Exercise directions:
Work out how many lines include "main" and answer with that number only.

(Records excerpted from a collection)
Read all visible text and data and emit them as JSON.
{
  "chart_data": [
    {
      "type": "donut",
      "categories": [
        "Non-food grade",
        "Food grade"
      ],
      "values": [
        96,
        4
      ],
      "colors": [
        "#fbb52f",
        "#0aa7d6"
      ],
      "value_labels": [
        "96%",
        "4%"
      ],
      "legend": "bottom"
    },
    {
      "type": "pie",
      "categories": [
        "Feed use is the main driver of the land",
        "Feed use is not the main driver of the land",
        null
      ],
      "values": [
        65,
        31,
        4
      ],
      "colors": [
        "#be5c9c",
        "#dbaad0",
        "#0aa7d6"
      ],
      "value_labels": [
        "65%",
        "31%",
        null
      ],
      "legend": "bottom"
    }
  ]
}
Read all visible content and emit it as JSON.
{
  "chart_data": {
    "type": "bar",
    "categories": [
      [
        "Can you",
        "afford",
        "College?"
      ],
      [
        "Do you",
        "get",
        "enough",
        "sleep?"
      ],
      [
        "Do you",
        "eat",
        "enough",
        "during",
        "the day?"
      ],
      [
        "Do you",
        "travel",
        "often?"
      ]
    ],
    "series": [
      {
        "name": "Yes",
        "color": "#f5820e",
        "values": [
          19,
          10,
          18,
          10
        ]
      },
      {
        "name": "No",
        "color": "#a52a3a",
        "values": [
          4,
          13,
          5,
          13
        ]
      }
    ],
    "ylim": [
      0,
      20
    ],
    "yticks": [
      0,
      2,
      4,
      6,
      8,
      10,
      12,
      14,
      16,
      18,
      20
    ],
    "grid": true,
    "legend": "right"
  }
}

The reply:
2